Task prompt -> Return every record exactly as written.

Records ->
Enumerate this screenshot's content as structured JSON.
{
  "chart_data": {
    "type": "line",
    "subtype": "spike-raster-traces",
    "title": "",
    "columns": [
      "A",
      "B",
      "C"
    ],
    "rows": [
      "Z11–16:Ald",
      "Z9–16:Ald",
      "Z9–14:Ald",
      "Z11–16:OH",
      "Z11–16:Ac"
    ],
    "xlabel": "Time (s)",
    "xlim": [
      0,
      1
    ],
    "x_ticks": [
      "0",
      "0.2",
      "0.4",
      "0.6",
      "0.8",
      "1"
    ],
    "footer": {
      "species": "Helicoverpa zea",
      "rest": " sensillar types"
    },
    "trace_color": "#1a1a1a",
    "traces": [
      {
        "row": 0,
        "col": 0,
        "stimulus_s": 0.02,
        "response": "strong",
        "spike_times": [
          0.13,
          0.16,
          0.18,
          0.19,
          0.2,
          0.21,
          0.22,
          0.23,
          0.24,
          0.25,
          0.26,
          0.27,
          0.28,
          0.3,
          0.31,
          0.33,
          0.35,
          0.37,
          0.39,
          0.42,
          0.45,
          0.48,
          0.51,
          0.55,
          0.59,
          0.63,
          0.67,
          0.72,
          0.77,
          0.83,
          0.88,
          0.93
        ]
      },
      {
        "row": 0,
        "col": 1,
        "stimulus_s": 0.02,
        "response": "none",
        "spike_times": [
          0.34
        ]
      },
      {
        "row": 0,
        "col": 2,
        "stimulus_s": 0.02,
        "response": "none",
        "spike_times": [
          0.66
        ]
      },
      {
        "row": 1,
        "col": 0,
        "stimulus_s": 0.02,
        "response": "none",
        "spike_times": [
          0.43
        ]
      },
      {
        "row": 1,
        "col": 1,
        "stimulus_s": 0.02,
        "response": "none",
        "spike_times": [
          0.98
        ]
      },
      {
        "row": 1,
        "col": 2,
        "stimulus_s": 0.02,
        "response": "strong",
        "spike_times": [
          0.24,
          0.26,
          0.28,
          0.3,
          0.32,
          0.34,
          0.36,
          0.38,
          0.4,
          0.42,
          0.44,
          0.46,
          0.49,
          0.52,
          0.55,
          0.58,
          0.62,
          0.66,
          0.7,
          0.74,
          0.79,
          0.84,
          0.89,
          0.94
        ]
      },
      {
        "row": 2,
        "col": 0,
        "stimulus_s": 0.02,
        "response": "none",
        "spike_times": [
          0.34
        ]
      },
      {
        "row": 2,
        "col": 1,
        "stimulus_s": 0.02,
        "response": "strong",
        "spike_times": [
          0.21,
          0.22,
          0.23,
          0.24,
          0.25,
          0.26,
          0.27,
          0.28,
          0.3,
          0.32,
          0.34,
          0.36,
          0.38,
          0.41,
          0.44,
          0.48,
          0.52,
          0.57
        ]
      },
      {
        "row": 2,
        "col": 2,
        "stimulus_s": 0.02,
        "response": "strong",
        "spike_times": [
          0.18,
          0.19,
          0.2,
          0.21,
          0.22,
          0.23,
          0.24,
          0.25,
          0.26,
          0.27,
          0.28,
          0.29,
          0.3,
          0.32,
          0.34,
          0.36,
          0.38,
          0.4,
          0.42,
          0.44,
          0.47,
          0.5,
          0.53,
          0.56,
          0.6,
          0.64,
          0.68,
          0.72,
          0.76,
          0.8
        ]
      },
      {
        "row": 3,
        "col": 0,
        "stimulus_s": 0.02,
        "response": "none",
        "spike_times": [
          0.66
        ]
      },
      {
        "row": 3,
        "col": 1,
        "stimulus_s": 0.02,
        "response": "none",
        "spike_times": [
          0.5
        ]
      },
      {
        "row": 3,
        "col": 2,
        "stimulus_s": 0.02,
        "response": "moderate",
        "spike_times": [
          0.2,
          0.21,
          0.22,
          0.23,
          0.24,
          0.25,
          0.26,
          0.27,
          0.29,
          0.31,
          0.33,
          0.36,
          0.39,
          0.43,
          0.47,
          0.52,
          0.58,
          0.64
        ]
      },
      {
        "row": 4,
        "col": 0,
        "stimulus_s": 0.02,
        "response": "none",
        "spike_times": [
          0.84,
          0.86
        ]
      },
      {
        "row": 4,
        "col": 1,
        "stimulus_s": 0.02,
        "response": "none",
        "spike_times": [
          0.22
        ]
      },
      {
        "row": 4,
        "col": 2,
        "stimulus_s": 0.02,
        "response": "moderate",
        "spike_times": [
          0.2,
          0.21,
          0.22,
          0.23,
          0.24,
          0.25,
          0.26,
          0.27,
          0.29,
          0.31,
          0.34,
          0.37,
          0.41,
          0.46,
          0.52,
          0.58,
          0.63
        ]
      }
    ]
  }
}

Expected answer ->
Enumerate this screenshot's content as structured JSON.
{
  "chart_data": {
    "type": "line",
    "subtype": "spike-raster-traces",
    "title": "",
    "columns": [
      "A",
      "B",
      "C"
    ],
    "rows": [
      "Z11–16:Ald",
      "Z9–16:Ald",
      "Z9–14:Ald",
      "Z11–16:OH",
      "Z11–16:Ac"
    ],
    "xlabel": "Time (s)",
    "xlim": [
      0,
      1
    ],
    "x_ticks": [
      "0",
      "0.2",
      "0.4",
      "0.6",
      "0.8",
      "1"
    ],
    "footer": {
      "species": "Helicoverpa zea",
      "rest": " sensillar types"
    },
    "trace_color": "#1a1a1a",
    "traces": [
      {
        "row": 0,
        "col": 0,
        "stimulus_s": 0.02,
        "response": "strong",
        "spike_times": [
          0.13,
          0.16,
          0.18,
          0.19,
          0.2,
          0.21,
          0.22,
          0.23,
          0.24,
          0.25,
          0.26,
          0.27,
          0.28,
          0.3,
          0.31,
          0.33,
          0.35,
          0.37,
          0.39,
          0.42,
          0.45,
          0.48,
          0.51,
          0.55,
          0.59,
          0.63,
          0.67,
          0.72,
          0.77,
          0.83,
          0.88,
          0.93
        ]
      },
      {
        "row": 0,
        "col": 1,
        "stimulus_s": 0.02,
        "response": "none",
        "spike_times": [
          0.34
        ]
      },
      {
        "row": 0,
        "col": 2,
        "stimulus_s": 0.02,
        "response": "none",
        "spike_times": [
          0.66
        ]
      },
      {
        "row": 1,
        "col": 0,
        "stimulus_s": 0.02,
        "response": "none",
        "spike_times": [
          0.43
        ]
      },
      {
        "row": 1,
        "col": 1,
        "stimulus_s": 0.02,
        "response": "none",
        "spike_times": [
          0.98
        ]
      },
      {
        "row": 1,
        "col": 2,
        "stimulus_s": 0.02,
        "response": "strong",
        "spike_times": [
          0.24,
          0.26,
          0.28,
          0.3,
          0.32,
          0.34,
          0.36,
          0.38,
          0.4,
          0.42,
          0.44,
          0.46,
          0.49,
          0.52,
          0.55,
          0.58,
          0.62,
          0.66,
          0.7,
          0.74,
          0.79,
          0.84,
          0.89,
          0.94
        ]
      },
      {
        "row": 2,
        "col": 0,
        "stimulus_s": 0.02,
        "response": "none",
        "spike_times": [
          0.34
        ]
      },
      {
        "row": 2,
        "col": 1,
        "stimulus_s": 0.02,
        "response": "strong",
        "spike_times": [
          0.21,
          0.22,
          0.23,
          0.24,
          0.25,
          0.26,
          0.27,
          0.28,
          0.3,
          0.32,
          0.34,
          0.36,
          0.38,
          0.41,
          0.44,
          0.48,
          0.52,
          0.57
        ]
      },
      {
        "row": 2,
        "col": 2,
        "stimulus_s": 0.02,
        "response": "strong",
        "spike_times": [
          0.18,
          0.19,
          0.2,
          0.21,
          0.22,
          0.23,
          0.24,
          0.25,
          0.26,
          0.27,
          0.28,
          0.29,
          0.3,
          0.32,
          0.34,
          0.36,
          0.38,
          0.4,
          0.42,
          0.44,
          0.47,
          0.5,
          0.53,
          0.56,
          0.6,
          0.64,
          0.68,
          0.72,
          0.76,
          0.8
        ]
      },
      {
        "row": 3,
        "col": 0,
        "stimulus_s": 0.02,
        "response": "none",
        "spike_times": [
          0.66
        ]
      },
      {
        "row": 3,
        "col": 1,
        "stimulus_s": 0.02,
        "response": "none",
        "spike_times": [
          0.5
        ]
      },
      {
        "row": 3,
        "col": 2,
        "stimulus_s": 0.02,
        "response": "moderate",
        "spike_times": [
          0.2,
          0.21,
          0.22,
          0.23,
          0.24,
          0.25,
          0.26,
          0.27,
          0.29,
          0.31,
          0.33,
          0.36,
          0.39,
          0.43,
          0.47,
          0.52,
          0.58,
          0.64
        ]
      },
      {
        "row": 4,
        "col": 0,
        "stimulus_s": 0.02,
        "response": "none",
        "spike_times": [
          0.84,
          0.86
        ]
      },
      {
        "row": 4,
        "col": 1,
        "stimulus_s": 0.02,
        "response": "none",
        "spike_times": [
          0.22
        ]
      },
      {
        "row": 4,
        "col": 2,
        "stimulus_s": 0.02,
        "response": "moderate",
        "spike_times": [
          0.2,
          0.21,
          0.22,
          0.23,
          0.24,
          0.25,
          0.26,
          0.27,
          0.29,
          0.31,
          0.34,
          0.37,
          0.41,
          0.46,
          0.52,
          0.58,
          0.63
        ]
      }
    ]
  }
}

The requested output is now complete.